**PROBLEM STATEMENT:** Identify the lines that contain the word "下列相关说法", then copy them.

Stored items:
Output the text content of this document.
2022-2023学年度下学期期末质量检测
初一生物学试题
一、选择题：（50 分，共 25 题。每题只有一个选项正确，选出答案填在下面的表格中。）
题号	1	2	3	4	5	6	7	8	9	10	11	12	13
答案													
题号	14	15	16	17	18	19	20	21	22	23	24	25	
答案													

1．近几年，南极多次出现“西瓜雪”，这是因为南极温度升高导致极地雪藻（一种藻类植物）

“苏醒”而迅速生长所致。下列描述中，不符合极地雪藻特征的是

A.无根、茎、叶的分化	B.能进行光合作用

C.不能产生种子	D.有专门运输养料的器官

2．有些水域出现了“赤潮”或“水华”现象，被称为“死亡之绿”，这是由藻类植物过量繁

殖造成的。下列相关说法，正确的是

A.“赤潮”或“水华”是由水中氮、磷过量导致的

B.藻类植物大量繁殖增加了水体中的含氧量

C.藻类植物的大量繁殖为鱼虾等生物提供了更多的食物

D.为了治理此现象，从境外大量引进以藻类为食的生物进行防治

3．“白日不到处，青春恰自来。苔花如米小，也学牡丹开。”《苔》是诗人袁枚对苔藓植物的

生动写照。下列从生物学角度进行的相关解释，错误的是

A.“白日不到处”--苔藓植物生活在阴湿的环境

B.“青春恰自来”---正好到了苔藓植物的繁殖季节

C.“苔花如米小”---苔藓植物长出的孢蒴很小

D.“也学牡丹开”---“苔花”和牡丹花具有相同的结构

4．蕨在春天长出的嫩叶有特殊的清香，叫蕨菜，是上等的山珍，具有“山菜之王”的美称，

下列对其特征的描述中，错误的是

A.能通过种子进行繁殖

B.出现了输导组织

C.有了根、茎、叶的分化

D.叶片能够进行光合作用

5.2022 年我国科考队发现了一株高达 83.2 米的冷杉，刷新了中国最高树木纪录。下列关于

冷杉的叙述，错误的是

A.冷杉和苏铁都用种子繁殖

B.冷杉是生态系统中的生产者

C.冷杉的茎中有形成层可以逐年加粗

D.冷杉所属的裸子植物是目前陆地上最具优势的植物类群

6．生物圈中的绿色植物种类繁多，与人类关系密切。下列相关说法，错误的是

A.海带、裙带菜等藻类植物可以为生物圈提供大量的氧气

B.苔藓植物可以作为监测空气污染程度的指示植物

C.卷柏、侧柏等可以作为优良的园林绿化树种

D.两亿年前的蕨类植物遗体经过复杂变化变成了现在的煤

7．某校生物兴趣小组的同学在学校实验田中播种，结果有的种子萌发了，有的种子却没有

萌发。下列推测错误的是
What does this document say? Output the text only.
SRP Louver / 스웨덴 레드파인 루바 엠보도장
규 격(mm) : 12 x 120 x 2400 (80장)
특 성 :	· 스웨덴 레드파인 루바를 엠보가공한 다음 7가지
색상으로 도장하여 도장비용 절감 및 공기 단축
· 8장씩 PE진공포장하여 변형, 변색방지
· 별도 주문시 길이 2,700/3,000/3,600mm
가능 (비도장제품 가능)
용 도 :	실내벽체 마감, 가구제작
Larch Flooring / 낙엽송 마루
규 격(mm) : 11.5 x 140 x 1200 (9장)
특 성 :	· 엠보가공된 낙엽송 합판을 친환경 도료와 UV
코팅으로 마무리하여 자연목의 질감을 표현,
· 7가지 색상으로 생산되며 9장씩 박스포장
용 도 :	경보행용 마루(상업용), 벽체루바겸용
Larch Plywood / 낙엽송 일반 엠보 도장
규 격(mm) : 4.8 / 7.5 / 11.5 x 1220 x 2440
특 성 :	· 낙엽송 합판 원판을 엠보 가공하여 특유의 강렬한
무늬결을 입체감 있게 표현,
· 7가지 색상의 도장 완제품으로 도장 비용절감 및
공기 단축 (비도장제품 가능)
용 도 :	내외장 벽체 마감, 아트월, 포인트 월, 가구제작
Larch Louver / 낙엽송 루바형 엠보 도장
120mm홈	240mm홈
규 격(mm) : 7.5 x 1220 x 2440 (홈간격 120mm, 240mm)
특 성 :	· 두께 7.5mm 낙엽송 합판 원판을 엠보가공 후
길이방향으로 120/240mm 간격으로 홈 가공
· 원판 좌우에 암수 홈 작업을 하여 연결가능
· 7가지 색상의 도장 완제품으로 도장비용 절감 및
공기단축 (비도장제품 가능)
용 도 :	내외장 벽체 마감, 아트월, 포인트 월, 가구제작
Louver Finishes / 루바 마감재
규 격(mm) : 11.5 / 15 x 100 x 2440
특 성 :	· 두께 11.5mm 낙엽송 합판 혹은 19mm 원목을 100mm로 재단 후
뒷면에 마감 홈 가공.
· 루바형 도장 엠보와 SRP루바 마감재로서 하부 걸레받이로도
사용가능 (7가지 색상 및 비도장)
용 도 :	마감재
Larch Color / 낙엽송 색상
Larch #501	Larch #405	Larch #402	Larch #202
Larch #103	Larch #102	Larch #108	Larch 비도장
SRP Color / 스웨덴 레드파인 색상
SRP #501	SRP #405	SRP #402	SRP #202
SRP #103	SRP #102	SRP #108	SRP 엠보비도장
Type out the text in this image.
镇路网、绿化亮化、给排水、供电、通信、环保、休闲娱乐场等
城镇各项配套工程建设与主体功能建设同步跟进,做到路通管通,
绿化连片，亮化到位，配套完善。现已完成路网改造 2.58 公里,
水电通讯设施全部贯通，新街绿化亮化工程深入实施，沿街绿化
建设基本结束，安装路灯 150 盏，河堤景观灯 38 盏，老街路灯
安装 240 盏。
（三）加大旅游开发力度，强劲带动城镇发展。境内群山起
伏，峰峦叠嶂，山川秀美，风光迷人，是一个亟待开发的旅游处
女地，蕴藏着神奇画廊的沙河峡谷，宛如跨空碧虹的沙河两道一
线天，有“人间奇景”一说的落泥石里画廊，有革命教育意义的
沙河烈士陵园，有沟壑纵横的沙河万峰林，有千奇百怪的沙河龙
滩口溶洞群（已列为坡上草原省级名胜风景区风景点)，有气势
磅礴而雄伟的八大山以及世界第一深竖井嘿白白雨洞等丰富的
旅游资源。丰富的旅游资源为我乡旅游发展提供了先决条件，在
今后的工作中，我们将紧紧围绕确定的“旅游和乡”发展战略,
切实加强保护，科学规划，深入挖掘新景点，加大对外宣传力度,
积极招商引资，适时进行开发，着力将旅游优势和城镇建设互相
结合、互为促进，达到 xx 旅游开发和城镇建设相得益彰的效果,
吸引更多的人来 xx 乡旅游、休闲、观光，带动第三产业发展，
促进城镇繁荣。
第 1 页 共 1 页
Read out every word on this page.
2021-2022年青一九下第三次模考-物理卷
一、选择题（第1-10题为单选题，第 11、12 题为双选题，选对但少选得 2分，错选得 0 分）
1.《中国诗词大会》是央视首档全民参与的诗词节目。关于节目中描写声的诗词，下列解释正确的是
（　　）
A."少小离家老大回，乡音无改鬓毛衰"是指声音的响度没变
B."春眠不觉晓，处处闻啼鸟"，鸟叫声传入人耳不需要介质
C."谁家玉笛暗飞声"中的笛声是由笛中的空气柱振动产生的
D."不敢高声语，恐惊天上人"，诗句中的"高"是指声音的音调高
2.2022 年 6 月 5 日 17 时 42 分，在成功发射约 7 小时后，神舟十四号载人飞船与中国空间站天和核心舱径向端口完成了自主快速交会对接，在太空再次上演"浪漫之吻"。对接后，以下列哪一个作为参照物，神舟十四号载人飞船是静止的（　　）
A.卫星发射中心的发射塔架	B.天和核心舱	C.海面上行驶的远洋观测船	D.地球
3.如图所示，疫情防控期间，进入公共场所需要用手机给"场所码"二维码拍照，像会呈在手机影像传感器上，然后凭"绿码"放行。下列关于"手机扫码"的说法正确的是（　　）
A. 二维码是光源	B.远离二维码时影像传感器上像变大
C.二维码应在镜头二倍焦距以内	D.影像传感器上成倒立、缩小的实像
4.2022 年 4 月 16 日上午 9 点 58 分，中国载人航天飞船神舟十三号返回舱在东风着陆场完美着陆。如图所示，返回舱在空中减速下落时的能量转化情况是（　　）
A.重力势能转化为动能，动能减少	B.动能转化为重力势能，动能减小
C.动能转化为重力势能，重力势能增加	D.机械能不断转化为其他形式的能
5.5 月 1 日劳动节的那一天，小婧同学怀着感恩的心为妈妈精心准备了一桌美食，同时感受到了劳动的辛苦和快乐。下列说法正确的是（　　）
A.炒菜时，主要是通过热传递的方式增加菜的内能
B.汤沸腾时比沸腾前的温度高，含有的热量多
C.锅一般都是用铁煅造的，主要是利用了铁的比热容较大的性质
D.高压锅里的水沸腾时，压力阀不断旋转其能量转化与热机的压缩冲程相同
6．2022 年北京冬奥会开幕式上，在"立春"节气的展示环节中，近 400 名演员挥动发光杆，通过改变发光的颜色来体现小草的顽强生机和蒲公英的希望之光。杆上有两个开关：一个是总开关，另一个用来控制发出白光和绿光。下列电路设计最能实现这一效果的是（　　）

**SOLUTION TO THIS EXERCISE:**
殖造成的。下列相关说法，正确的是
6．生物圈中的绿色植物种类繁多，与人类关系密切。下列相关说法，错误的是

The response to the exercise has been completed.